**YOUR OBJECTIVE:** For the material that follows, list every line containing the word "nodes".

**PROVIDED DATA:**
-- Start --

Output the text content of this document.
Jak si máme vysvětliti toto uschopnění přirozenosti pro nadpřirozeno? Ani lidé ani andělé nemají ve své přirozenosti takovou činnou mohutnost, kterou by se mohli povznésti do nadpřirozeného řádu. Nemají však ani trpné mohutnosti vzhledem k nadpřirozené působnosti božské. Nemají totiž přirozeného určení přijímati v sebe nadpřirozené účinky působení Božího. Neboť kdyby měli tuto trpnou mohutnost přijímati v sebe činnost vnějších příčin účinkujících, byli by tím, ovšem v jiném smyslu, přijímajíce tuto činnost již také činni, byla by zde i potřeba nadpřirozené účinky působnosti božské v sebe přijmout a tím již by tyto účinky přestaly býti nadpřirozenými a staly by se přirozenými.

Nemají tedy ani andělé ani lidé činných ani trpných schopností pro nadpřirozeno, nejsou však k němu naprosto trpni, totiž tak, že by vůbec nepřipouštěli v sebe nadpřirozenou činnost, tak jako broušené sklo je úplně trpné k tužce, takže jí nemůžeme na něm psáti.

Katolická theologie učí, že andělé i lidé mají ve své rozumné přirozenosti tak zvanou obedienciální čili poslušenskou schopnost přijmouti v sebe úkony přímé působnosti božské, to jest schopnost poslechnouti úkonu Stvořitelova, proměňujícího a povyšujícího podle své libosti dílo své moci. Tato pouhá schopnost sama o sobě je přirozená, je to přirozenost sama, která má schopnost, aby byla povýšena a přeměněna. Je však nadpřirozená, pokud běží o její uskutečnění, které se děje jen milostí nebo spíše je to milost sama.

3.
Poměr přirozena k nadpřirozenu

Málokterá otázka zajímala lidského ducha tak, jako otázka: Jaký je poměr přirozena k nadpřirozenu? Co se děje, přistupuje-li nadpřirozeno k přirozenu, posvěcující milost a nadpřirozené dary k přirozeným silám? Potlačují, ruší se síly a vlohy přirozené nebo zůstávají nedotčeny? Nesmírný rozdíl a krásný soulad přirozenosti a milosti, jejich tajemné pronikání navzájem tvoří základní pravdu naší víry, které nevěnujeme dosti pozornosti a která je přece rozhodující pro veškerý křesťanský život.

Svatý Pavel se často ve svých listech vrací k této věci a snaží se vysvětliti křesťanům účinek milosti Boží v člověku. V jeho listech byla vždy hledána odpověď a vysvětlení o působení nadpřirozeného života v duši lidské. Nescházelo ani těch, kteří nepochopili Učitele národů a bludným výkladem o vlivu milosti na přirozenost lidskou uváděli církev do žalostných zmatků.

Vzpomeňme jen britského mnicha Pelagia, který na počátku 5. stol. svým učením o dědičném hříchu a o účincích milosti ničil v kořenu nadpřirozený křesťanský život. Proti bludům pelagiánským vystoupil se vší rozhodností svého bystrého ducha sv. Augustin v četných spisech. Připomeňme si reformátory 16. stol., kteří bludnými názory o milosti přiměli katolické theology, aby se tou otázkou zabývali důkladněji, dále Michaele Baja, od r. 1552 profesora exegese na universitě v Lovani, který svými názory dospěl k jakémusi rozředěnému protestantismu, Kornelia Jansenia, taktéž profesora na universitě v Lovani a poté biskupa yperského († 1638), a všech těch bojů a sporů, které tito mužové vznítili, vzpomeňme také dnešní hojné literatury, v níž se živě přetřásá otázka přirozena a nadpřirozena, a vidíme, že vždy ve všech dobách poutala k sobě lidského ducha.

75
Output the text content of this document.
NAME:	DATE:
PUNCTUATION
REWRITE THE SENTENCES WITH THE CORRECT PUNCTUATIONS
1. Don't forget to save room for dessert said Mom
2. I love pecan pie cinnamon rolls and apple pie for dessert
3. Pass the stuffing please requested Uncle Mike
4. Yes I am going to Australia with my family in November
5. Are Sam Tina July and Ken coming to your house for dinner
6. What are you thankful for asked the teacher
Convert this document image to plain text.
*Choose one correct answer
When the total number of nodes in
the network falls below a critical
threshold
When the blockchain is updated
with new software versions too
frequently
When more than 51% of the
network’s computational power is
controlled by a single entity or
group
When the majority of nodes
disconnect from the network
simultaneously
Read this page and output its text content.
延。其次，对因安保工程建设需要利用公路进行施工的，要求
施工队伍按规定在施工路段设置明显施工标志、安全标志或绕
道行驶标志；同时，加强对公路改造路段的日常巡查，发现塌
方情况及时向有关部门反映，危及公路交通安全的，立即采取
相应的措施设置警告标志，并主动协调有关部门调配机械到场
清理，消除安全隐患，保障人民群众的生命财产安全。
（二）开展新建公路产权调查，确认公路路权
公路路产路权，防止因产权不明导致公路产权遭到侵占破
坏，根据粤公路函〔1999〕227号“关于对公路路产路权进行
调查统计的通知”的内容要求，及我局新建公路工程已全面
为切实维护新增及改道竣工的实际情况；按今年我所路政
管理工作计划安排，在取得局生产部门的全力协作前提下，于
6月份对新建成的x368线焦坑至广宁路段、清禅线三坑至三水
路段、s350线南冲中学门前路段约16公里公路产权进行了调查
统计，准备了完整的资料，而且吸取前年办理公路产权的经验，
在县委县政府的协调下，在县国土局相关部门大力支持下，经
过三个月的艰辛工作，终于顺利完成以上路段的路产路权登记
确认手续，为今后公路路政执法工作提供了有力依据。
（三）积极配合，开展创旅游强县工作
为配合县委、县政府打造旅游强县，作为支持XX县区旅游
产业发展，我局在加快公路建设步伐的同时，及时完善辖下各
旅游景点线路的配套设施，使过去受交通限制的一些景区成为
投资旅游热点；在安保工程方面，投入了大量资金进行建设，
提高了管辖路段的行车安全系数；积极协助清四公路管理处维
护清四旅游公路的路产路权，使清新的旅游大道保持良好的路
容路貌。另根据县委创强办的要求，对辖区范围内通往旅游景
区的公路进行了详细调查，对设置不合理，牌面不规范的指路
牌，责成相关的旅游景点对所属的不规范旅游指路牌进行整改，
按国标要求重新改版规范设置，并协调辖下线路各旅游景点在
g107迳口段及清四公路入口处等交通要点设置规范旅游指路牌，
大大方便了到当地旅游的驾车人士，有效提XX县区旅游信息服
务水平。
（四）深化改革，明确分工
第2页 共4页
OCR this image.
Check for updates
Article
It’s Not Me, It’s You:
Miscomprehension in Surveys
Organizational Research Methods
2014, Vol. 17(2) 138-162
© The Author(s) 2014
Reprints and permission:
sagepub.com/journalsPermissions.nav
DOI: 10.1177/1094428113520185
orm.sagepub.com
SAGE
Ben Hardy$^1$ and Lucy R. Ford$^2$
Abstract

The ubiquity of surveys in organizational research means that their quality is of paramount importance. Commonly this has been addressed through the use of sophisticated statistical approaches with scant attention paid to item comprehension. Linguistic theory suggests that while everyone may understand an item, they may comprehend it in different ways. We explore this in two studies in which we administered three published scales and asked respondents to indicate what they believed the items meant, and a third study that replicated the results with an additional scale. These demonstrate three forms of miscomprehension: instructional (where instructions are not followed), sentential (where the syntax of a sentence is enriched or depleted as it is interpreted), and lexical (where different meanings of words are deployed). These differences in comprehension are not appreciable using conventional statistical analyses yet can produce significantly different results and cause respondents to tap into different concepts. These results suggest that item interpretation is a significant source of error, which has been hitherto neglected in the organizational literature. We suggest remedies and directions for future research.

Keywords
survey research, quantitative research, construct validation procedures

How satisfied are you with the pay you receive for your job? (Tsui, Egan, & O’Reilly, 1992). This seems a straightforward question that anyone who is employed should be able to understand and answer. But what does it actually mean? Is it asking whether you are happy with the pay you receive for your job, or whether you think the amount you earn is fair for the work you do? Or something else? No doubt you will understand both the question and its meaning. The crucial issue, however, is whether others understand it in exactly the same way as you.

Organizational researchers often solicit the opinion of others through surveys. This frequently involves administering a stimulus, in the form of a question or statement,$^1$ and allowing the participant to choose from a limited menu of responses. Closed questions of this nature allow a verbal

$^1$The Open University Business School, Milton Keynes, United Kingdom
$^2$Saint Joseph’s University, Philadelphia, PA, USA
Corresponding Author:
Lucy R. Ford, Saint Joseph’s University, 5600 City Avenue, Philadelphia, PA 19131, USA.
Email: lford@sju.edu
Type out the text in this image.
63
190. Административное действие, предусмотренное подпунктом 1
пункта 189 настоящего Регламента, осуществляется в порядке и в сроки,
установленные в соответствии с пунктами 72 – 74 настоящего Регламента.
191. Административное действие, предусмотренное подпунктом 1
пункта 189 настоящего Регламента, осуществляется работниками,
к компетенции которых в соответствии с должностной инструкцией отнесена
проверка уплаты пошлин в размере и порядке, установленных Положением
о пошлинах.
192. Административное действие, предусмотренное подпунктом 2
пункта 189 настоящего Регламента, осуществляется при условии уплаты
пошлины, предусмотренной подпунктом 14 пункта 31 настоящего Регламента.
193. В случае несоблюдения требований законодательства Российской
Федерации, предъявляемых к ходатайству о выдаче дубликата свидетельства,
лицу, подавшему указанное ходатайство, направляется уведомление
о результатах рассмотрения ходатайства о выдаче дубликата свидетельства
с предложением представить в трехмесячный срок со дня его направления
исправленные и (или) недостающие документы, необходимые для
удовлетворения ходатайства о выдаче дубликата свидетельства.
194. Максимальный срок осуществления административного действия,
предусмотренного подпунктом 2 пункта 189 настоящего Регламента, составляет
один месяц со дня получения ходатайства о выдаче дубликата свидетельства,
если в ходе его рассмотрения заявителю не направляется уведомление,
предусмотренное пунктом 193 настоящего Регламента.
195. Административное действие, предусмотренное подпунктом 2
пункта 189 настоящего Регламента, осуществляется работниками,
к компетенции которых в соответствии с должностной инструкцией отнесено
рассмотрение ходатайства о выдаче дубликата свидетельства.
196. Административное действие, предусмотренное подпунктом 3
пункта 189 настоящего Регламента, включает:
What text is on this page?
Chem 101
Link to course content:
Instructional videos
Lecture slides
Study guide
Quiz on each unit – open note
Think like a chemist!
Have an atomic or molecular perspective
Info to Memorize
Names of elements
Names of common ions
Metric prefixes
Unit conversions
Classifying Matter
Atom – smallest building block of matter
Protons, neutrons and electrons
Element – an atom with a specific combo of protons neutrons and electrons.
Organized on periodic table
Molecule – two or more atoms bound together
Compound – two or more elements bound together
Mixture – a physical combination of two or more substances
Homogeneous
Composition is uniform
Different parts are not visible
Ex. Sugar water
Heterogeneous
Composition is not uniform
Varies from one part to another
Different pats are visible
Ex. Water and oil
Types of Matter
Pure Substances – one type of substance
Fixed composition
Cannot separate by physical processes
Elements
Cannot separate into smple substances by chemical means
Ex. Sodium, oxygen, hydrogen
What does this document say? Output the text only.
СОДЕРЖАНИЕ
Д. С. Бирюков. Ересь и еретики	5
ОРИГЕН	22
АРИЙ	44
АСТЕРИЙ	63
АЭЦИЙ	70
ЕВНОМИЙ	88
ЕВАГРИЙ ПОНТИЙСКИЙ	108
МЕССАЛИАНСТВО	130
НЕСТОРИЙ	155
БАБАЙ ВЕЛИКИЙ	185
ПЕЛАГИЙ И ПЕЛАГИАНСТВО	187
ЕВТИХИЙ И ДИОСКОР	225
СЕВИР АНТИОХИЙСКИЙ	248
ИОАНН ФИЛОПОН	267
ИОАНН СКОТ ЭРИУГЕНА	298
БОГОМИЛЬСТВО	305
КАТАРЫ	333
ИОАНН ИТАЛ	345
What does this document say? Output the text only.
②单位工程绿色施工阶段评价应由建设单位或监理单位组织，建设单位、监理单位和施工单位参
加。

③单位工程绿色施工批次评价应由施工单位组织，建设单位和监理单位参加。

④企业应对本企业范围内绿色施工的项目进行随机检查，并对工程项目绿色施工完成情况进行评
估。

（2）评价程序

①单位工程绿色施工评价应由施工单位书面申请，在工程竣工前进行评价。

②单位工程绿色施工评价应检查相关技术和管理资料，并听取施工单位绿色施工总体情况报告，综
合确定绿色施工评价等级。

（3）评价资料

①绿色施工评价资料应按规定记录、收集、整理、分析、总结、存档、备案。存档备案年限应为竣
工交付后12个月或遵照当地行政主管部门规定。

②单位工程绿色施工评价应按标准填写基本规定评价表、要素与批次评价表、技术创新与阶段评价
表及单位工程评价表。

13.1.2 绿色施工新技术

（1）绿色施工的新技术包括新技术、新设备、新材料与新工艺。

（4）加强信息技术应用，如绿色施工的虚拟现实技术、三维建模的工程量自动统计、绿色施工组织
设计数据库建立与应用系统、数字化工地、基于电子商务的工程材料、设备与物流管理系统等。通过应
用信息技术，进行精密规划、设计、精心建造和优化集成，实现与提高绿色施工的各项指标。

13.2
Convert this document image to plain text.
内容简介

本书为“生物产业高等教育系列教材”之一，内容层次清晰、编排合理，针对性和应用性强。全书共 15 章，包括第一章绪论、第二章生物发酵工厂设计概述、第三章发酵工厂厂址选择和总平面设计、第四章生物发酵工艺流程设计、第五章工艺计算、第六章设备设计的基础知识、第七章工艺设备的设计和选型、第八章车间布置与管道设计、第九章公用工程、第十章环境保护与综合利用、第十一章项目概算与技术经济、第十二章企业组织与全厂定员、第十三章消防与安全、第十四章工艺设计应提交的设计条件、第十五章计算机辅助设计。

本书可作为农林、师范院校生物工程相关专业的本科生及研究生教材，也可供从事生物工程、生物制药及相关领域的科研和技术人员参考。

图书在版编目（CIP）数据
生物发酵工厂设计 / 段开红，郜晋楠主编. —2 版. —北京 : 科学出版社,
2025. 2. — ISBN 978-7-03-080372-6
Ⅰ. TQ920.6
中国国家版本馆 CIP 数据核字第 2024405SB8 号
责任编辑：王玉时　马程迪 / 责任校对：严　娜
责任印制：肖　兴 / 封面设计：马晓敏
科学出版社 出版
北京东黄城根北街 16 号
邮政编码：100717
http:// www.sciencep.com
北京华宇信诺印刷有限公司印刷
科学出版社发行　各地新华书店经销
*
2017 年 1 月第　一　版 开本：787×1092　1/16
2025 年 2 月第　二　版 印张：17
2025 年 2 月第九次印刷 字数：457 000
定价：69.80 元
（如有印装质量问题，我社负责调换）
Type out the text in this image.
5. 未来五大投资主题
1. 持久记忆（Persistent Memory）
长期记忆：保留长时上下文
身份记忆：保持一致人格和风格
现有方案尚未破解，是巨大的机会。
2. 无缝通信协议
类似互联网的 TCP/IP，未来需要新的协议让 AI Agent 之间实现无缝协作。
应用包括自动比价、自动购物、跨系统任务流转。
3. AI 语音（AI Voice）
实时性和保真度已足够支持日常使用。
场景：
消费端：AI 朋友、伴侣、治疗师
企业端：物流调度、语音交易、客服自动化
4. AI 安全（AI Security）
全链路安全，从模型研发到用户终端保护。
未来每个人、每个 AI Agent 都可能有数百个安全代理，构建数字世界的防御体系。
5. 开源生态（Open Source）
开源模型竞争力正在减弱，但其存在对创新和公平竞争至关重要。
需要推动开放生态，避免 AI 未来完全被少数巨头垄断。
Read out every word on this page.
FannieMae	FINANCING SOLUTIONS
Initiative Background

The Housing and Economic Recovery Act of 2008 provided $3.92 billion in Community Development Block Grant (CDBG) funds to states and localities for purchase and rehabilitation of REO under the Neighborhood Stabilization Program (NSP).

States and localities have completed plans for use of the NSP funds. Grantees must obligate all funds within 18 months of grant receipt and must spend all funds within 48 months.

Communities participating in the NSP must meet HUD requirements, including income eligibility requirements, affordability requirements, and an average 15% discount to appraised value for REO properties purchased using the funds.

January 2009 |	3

-- End --

**RESULT FOR THIS EXERCISE:**
When the total number of nodes in
When the majority of nodes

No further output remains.